**Stated problem:** Return all of the lines below exactly as they are.
>> Begin Task input
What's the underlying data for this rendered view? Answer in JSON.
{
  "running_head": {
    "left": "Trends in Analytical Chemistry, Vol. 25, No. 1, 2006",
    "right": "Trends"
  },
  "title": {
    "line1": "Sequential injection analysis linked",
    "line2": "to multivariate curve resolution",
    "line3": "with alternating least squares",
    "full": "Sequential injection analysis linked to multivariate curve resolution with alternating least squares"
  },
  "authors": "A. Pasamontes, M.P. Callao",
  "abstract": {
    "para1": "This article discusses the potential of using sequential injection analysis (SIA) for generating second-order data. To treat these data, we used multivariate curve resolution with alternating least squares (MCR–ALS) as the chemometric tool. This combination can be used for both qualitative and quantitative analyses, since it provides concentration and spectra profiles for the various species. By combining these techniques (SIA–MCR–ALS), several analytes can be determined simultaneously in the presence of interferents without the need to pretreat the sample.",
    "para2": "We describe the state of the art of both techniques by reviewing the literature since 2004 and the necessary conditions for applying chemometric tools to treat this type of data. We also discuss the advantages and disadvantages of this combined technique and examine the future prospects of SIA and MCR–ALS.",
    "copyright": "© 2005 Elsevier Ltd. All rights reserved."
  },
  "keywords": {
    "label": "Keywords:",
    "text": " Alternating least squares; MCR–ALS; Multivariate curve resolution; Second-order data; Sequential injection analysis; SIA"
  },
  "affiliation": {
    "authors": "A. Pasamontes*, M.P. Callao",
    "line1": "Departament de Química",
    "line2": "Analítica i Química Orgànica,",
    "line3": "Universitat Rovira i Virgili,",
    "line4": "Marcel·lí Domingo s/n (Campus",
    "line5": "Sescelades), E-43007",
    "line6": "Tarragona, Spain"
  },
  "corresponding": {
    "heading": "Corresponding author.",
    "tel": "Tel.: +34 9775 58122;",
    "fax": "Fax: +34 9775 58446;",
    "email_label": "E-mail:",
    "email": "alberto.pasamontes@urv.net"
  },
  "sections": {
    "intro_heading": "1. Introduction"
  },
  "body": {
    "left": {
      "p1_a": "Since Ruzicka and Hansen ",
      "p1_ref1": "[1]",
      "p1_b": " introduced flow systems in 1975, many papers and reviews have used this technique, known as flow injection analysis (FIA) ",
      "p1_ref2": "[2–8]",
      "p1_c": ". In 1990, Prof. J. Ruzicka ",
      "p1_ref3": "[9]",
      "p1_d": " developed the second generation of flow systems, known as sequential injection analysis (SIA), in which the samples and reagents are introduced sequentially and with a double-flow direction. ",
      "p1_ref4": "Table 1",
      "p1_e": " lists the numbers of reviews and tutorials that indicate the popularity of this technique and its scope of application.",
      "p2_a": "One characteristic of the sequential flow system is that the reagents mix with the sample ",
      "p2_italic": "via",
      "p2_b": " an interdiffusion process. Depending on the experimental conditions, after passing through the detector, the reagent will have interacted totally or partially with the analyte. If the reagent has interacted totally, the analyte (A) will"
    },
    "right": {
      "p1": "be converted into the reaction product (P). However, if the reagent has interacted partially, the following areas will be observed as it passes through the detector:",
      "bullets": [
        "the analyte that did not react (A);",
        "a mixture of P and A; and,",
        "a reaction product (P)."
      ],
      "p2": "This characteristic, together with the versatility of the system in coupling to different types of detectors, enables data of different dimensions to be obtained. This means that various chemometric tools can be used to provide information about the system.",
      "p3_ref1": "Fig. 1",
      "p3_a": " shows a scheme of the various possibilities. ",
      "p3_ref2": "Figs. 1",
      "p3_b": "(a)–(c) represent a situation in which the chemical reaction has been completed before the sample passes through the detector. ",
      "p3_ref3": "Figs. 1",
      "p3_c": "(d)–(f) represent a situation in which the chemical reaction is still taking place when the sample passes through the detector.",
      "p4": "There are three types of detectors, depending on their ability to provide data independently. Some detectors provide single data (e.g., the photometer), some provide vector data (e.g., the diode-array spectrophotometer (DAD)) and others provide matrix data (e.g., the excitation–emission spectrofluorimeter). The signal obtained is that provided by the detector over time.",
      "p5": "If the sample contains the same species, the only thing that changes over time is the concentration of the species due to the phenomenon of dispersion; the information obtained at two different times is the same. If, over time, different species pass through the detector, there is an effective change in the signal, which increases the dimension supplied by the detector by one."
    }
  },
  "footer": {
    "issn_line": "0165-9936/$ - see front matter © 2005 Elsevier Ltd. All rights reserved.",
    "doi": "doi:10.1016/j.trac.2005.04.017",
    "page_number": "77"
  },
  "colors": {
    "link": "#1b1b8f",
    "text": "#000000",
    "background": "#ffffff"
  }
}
>> End Task input
**Completed exercise:**
What's the underlying data for this rendered view? Answer in JSON.
{
  "running_head": {
    "left": "Trends in Analytical Chemistry, Vol. 25, No. 1, 2006",
    "right": "Trends"
  },
  "title": {
    "line1": "Sequential injection analysis linked",
    "line2": "to multivariate curve resolution",
    "line3": "with alternating least squares",
    "full": "Sequential injection analysis linked to multivariate curve resolution with alternating least squares"
  },
  "authors": "A. Pasamontes, M.P. Callao",
  "abstract": {
    "para1": "This article discusses the potential of using sequential injection analysis (SIA) for generating second-order data. To treat these data, we used multivariate curve resolution with alternating least squares (MCR–ALS) as the chemometric tool. This combination can be used for both qualitative and quantitative analyses, since it provides concentration and spectra profiles for the various species. By combining these techniques (SIA–MCR–ALS), several analytes can be determined simultaneously in the presence of interferents without the need to pretreat the sample.",
    "para2": "We describe the state of the art of both techniques by reviewing the literature since 2004 and the necessary conditions for applying chemometric tools to treat this type of data. We also discuss the advantages and disadvantages of this combined technique and examine the future prospects of SIA and MCR–ALS.",
    "copyright": "© 2005 Elsevier Ltd. All rights reserved."
  },
  "keywords": {
    "label": "Keywords:",
    "text": " Alternating least squares; MCR–ALS; Multivariate curve resolution; Second-order data; Sequential injection analysis; SIA"
  },
  "affiliation": {
    "authors": "A. Pasamontes*, M.P. Callao",
    "line1": "Departament de Química",
    "line2": "Analítica i Química Orgànica,",
    "line3": "Universitat Rovira i Virgili,",
    "line4": "Marcel·lí Domingo s/n (Campus",
    "line5": "Sescelades), E-43007",
    "line6": "Tarragona, Spain"
  },
  "corresponding": {
    "heading": "Corresponding author.",
    "tel": "Tel.: +34 9775 58122;",
    "fax": "Fax: +34 9775 58446;",
    "email_label": "E-mail:",
    "email": "alberto.pasamontes@urv.net"
  },
  "sections": {
    "intro_heading": "1. Introduction"
  },
  "body": {
    "left": {
      "p1_a": "Since Ruzicka and Hansen ",
      "p1_ref1": "[1]",
      "p1_b": " introduced flow systems in 1975, many papers and reviews have used this technique, known as flow injection analysis (FIA) ",
      "p1_ref2": "[2–8]",
      "p1_c": ". In 1990, Prof. J. Ruzicka ",
      "p1_ref3": "[9]",
      "p1_d": " developed the second generation of flow systems, known as sequential injection analysis (SIA), in which the samples and reagents are introduced sequentially and with a double-flow direction. ",
      "p1_ref4": "Table 1",
      "p1_e": " lists the numbers of reviews and tutorials that indicate the popularity of this technique and its scope of application.",
      "p2_a": "One characteristic of the sequential flow system is that the reagents mix with the sample ",
      "p2_italic": "via",
      "p2_b": " an interdiffusion process. Depending on the experimental conditions, after passing through the detector, the reagent will have interacted totally or partially with the analyte. If the reagent has interacted totally, the analyte (A) will"
    },
    "right": {
      "p1": "be converted into the reaction product (P). However, if the reagent has interacted partially, the following areas will be observed as it passes through the detector:",
      "bullets": [
        "the analyte that did not react (A);",
        "a mixture of P and A; and,",
        "a reaction product (P)."
      ],
      "p2": "This characteristic, together with the versatility of the system in coupling to different types of detectors, enables data of different dimensions to be obtained. This means that various chemometric tools can be used to provide information about the system.",
      "p3_ref1": "Fig. 1",
      "p3_a": " shows a scheme of the various possibilities. ",
      "p3_ref2": "Figs. 1",
      "p3_b": "(a)–(c) represent a situation in which the chemical reaction has been completed before the sample passes through the detector. ",
      "p3_ref3": "Figs. 1",
      "p3_c": "(d)–(f) represent a situation in which the chemical reaction is still taking place when the sample passes through the detector.",
      "p4": "There are three types of detectors, depending on their ability to provide data independently. Some detectors provide single data (e.g., the photometer), some provide vector data (e.g., the diode-array spectrophotometer (DAD)) and others provide matrix data (e.g., the excitation–emission spectrofluorimeter). The signal obtained is that provided by the detector over time.",
      "p5": "If the sample contains the same species, the only thing that changes over time is the concentration of the species due to the phenomenon of dispersion; the information obtained at two different times is the same. If, over time, different species pass through the detector, there is an effective change in the signal, which increases the dimension supplied by the detector by one."
    }
  },
  "footer": {
    "issn_line": "0165-9936/$ - see front matter © 2005 Elsevier Ltd. All rights reserved.",
    "doi": "doi:10.1016/j.trac.2005.04.017",
    "page_number": "77"
  },
  "colors": {
    "link": "#1b1b8f",
    "text": "#000000",
    "background": "#ffffff"
  }
}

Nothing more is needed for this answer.